What this task involves: Copy out everything from the line containing "620, 229, 700]" down to the line containing "639, 232, 667]", including both of those lines, without changing anything.

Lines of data
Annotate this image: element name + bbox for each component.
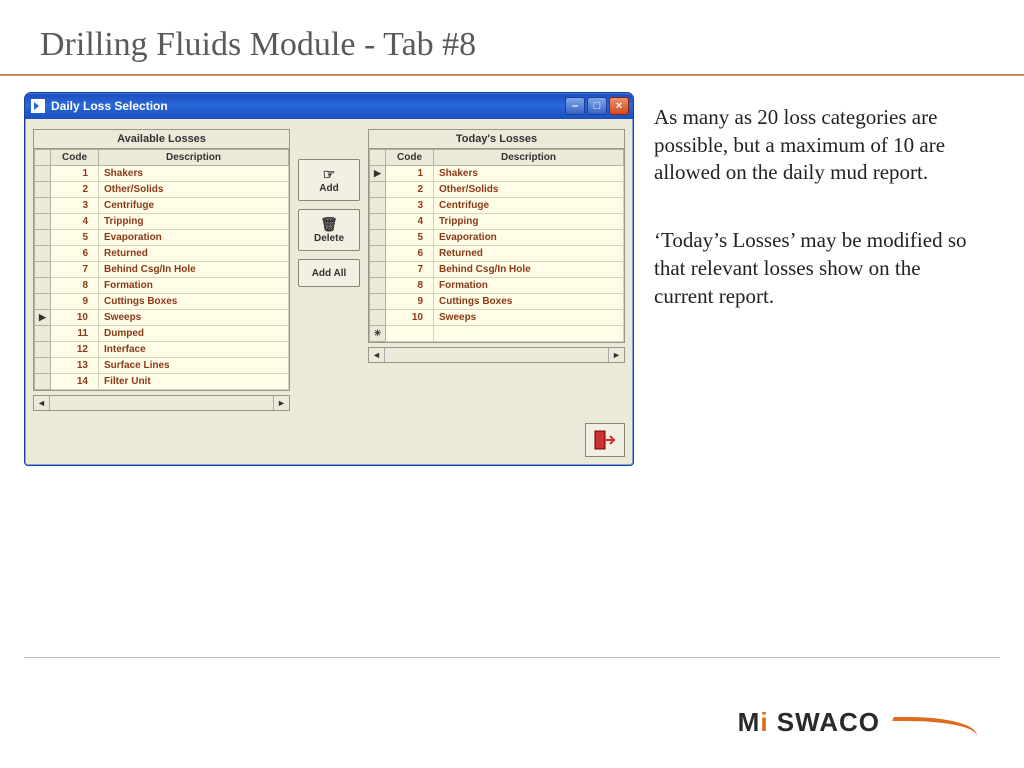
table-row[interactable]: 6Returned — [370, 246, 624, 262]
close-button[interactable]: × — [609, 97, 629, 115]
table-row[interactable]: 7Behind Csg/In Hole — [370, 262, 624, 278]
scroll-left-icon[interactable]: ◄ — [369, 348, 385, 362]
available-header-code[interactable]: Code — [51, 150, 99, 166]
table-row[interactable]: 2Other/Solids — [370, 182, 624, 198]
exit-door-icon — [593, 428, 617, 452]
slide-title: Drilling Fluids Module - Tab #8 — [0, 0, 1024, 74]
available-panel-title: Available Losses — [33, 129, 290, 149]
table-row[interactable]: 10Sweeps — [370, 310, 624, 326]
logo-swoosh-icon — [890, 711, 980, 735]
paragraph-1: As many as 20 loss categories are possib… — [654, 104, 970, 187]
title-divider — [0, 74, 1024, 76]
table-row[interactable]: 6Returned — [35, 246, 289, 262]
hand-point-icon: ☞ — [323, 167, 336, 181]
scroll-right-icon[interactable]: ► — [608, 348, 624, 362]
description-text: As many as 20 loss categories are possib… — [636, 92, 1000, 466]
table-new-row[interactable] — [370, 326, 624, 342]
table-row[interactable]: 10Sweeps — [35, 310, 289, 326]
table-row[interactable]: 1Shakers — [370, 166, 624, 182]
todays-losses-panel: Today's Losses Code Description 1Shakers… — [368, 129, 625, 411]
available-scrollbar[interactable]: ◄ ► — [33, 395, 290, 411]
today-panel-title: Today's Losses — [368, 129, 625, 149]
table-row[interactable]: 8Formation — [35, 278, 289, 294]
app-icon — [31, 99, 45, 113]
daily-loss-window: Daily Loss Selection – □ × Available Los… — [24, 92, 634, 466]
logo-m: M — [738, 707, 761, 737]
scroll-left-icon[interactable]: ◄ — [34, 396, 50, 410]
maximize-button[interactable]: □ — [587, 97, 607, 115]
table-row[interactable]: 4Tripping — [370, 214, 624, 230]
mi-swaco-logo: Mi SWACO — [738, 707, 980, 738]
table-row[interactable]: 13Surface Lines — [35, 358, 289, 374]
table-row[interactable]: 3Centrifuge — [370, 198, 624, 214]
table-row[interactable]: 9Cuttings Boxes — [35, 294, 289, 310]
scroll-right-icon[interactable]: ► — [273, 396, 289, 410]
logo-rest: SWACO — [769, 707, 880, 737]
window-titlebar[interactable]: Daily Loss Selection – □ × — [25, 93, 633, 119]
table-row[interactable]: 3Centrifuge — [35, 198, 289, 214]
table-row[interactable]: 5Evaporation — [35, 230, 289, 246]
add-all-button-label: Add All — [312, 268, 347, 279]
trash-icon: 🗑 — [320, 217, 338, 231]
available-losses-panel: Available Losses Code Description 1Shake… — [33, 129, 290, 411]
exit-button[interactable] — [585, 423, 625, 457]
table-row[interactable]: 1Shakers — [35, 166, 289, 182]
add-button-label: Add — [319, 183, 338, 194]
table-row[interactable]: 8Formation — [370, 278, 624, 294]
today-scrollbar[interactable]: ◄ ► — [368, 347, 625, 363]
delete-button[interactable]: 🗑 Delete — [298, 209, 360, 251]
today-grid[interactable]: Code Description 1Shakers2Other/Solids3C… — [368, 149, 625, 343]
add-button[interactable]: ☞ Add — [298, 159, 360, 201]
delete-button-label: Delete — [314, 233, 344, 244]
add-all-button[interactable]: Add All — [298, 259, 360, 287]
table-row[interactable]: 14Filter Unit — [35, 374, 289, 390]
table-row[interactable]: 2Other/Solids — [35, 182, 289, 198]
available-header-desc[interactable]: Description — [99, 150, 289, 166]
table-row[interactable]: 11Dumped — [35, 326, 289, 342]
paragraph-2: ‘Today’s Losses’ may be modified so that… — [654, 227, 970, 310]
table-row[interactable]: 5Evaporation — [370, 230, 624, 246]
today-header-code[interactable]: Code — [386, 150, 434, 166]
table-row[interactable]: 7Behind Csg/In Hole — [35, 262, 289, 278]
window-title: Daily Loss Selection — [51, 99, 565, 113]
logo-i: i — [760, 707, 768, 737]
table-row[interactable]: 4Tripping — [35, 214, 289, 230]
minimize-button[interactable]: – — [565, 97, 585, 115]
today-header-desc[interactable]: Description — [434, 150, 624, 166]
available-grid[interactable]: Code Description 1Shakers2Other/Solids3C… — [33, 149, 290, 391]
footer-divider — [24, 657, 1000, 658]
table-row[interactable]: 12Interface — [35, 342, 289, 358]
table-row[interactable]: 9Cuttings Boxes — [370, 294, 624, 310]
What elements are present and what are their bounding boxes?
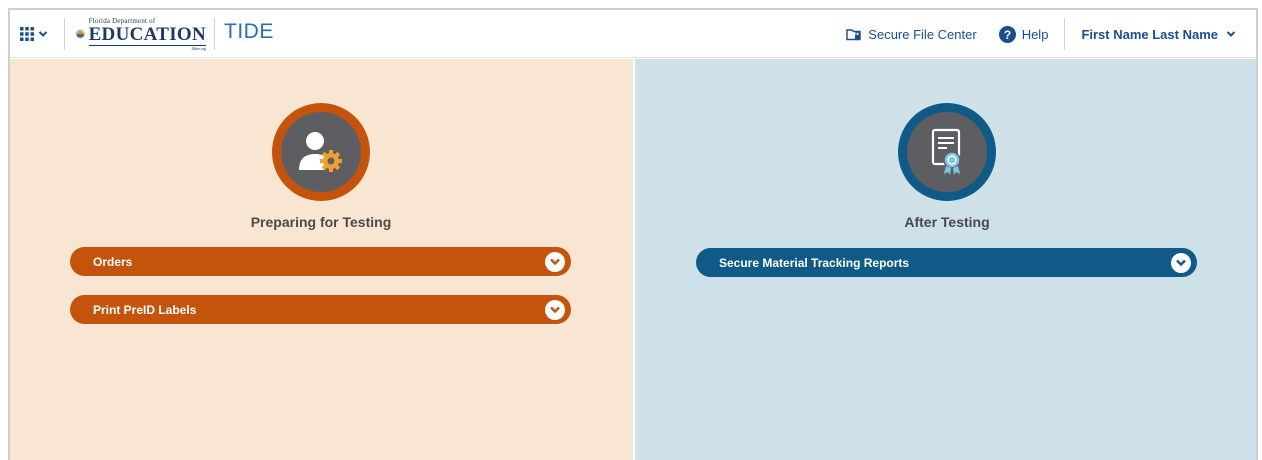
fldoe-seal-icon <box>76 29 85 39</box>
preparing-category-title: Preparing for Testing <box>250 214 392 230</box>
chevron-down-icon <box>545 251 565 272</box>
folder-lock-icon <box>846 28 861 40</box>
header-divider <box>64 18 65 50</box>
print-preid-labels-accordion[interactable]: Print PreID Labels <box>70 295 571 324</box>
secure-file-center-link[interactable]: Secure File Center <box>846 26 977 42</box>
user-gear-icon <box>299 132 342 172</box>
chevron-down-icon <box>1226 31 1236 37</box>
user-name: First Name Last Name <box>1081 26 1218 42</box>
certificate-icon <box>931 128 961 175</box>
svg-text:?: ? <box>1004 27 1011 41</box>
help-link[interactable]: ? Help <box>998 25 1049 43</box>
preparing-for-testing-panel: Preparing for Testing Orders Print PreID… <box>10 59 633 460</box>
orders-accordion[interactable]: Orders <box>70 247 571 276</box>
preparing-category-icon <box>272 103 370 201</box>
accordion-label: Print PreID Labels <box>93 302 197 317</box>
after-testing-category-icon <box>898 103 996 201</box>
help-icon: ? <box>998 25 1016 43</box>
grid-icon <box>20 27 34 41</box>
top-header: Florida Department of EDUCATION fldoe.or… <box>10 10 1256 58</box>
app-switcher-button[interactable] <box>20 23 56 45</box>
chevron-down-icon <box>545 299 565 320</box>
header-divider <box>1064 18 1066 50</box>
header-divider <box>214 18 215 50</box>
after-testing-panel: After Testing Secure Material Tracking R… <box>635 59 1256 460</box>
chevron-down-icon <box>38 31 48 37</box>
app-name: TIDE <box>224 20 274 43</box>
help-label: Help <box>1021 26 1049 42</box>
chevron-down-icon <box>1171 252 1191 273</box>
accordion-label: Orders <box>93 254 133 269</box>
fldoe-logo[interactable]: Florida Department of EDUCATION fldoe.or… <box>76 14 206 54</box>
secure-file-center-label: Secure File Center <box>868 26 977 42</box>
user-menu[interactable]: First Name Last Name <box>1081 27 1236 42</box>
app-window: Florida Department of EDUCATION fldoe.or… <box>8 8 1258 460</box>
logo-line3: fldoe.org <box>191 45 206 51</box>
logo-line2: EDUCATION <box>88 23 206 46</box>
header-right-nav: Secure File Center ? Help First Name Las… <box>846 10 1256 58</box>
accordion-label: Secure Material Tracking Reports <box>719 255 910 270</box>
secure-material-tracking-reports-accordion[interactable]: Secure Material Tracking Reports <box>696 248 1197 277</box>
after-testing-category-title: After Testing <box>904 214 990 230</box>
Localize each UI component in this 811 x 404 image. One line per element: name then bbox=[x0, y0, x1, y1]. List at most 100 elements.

--

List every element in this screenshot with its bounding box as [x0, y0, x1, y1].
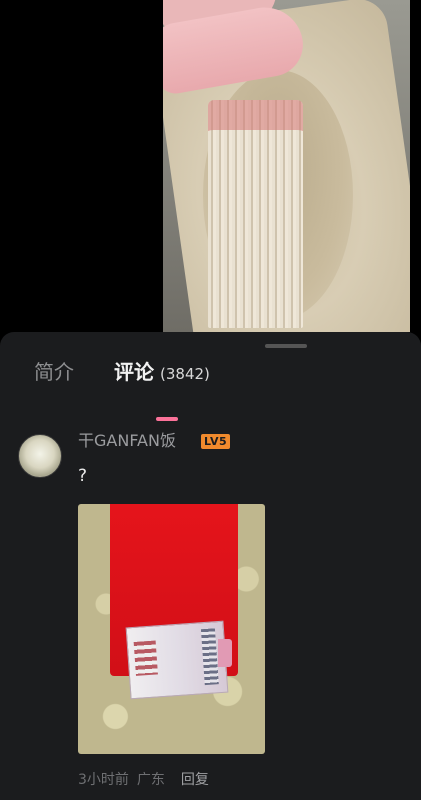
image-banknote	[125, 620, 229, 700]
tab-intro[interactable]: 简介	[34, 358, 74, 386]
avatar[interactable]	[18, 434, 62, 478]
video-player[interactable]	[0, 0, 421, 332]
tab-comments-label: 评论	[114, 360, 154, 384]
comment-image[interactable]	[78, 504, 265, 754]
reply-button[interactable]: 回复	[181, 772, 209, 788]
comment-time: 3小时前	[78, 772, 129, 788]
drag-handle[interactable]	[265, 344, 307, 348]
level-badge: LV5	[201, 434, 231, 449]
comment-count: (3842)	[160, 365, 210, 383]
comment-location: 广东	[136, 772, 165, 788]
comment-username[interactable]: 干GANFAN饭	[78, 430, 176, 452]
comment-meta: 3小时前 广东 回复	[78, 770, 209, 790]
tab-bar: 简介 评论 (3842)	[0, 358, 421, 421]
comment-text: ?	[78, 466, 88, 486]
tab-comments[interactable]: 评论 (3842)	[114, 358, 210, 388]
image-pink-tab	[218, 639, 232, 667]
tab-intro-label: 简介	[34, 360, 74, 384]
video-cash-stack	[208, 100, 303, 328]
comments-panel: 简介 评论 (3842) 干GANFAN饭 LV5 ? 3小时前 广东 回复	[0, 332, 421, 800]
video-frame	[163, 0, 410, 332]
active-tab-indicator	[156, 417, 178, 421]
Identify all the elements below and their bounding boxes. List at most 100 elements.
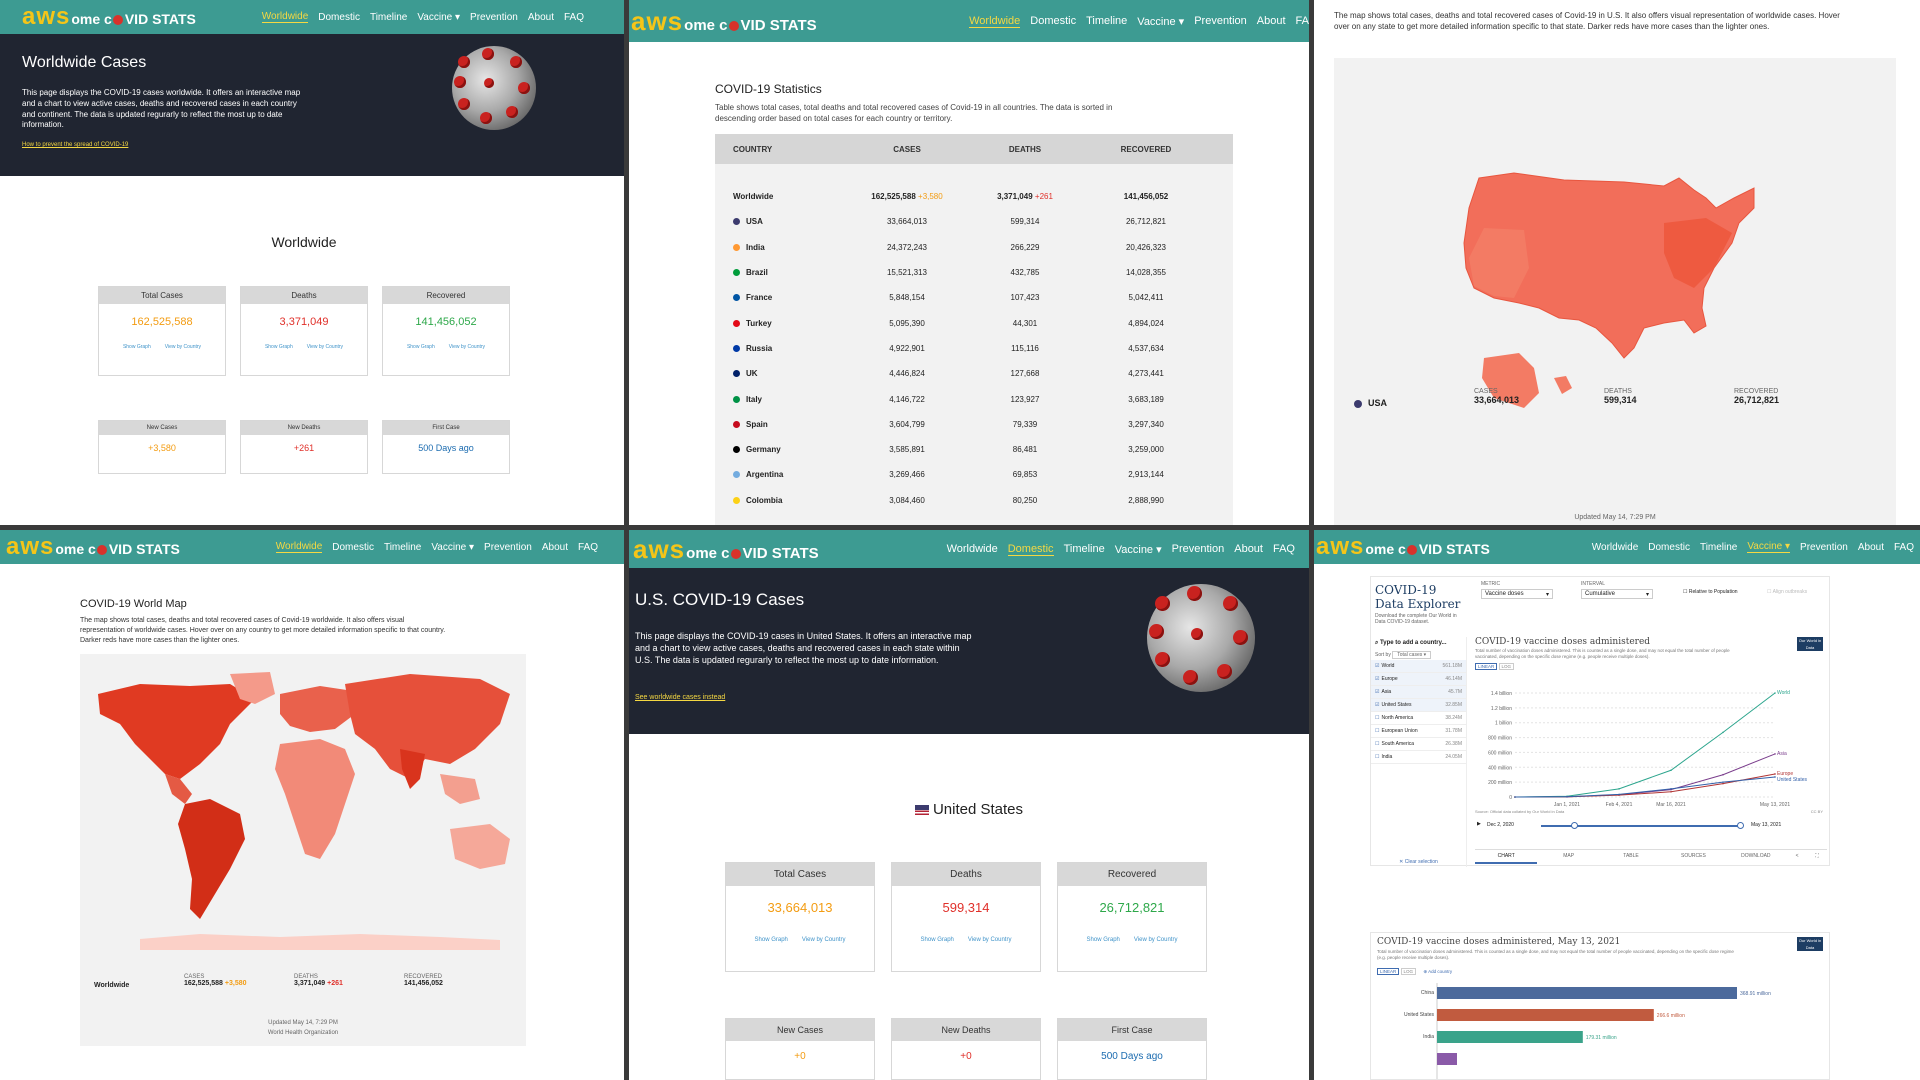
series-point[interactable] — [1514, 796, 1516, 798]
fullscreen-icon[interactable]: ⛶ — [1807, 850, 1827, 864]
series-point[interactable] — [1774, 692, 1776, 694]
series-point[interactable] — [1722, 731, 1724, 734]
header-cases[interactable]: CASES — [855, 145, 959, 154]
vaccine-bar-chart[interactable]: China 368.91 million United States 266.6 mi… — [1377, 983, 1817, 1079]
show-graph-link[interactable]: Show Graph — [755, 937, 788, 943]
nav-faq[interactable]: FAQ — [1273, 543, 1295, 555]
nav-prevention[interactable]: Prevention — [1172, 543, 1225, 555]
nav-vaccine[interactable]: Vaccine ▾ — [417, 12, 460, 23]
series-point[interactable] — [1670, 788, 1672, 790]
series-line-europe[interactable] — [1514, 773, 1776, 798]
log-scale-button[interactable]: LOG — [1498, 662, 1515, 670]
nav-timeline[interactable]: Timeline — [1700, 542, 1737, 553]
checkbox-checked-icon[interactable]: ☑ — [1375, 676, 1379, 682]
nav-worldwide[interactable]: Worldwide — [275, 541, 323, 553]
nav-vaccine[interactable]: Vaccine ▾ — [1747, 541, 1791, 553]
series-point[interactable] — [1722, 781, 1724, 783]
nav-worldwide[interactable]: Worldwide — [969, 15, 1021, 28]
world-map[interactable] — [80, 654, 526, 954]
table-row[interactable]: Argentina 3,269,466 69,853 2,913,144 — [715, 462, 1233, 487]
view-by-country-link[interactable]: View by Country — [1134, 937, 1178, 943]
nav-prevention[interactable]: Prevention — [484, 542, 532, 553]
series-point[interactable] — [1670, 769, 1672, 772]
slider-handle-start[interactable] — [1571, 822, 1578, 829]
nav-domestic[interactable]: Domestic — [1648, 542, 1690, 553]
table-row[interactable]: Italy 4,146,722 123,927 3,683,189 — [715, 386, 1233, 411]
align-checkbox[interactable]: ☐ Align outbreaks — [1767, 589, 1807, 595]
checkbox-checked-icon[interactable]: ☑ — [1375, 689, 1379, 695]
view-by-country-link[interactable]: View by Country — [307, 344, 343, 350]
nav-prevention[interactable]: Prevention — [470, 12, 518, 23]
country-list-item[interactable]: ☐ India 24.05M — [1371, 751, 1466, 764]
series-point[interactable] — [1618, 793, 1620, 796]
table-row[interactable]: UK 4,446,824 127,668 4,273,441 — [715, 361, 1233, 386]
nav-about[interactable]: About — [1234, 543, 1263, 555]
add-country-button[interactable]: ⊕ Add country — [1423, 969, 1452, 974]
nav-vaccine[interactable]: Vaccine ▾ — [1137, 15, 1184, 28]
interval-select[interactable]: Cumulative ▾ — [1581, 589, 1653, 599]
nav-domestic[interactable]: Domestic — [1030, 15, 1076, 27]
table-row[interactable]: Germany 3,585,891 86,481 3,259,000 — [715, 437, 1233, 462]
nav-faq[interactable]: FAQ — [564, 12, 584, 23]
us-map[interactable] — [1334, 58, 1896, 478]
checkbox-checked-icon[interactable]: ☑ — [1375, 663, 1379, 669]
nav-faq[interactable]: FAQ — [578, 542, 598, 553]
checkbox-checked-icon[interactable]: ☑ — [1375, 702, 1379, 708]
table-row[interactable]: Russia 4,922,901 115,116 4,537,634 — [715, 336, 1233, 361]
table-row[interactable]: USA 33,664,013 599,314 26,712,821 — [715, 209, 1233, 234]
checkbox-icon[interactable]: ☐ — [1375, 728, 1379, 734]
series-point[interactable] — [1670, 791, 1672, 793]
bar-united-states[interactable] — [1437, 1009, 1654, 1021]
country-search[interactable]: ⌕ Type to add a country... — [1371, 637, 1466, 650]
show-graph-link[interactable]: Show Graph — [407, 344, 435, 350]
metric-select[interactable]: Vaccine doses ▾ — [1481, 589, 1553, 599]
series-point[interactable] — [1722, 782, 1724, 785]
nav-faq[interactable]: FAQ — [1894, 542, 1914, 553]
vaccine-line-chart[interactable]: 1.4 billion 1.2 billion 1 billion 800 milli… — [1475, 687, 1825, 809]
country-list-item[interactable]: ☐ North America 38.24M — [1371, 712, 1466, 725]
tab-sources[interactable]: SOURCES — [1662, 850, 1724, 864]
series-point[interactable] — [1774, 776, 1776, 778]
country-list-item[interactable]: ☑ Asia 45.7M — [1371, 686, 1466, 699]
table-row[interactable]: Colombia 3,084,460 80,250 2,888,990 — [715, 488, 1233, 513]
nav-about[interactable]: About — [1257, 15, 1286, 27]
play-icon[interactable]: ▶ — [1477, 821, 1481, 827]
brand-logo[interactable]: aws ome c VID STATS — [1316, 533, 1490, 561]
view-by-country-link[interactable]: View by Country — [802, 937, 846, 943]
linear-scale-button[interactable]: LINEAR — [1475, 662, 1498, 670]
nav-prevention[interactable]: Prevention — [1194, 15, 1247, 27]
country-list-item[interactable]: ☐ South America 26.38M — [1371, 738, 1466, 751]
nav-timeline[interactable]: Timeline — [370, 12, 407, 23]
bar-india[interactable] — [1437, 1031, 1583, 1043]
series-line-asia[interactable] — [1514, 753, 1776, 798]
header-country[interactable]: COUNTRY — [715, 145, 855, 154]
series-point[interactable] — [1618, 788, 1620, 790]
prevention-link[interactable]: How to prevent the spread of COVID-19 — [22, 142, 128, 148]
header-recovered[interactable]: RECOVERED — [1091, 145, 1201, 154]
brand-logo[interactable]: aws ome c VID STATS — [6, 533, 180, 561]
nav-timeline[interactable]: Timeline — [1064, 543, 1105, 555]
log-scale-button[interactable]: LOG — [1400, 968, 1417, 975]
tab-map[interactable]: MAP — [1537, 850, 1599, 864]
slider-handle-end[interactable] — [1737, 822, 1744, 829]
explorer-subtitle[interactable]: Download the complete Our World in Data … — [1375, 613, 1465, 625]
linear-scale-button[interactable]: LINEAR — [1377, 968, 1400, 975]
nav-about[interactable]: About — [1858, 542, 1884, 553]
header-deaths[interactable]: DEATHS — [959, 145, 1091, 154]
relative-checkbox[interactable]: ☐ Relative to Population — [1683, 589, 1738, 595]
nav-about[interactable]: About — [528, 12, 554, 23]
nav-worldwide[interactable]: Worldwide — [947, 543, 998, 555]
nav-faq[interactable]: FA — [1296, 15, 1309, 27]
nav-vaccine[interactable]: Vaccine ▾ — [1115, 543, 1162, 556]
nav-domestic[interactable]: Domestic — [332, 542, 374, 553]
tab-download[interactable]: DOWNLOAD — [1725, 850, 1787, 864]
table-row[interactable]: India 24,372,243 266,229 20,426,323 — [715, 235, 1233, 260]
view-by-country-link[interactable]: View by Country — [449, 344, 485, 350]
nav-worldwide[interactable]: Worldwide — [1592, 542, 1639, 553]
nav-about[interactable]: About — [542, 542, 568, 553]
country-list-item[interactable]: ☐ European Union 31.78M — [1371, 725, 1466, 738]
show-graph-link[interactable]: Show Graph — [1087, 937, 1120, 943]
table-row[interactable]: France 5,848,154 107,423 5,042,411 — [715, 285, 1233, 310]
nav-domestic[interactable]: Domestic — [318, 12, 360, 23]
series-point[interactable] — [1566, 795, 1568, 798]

Output for this exercise:
image-banknote	[125, 620, 229, 700]
tab-intro[interactable]: 简介	[34, 358, 74, 386]
avatar[interactable]	[18, 434, 62, 478]
video-player[interactable]	[0, 0, 421, 332]
tab-comments-label: 评论	[114, 360, 154, 384]
comment-image[interactable]	[78, 504, 265, 754]
reply-button[interactable]: 回复	[181, 772, 209, 788]
comment-time: 3小时前	[78, 772, 129, 788]
drag-handle[interactable]	[265, 344, 307, 348]
level-badge: LV5	[201, 434, 231, 449]
comment-count: (3842)	[160, 365, 210, 383]
comment-location: 广东	[136, 772, 165, 788]
comment-username[interactable]: 干GANFAN饭	[78, 430, 176, 452]
comment-meta: 3小时前 广东 回复	[78, 770, 209, 790]
tab-bar: 简介 评论 (3842)	[0, 358, 421, 421]
comment-text: ?	[78, 466, 88, 486]
tab-comments[interactable]: 评论 (3842)	[114, 358, 210, 388]
image-pink-tab	[218, 639, 232, 667]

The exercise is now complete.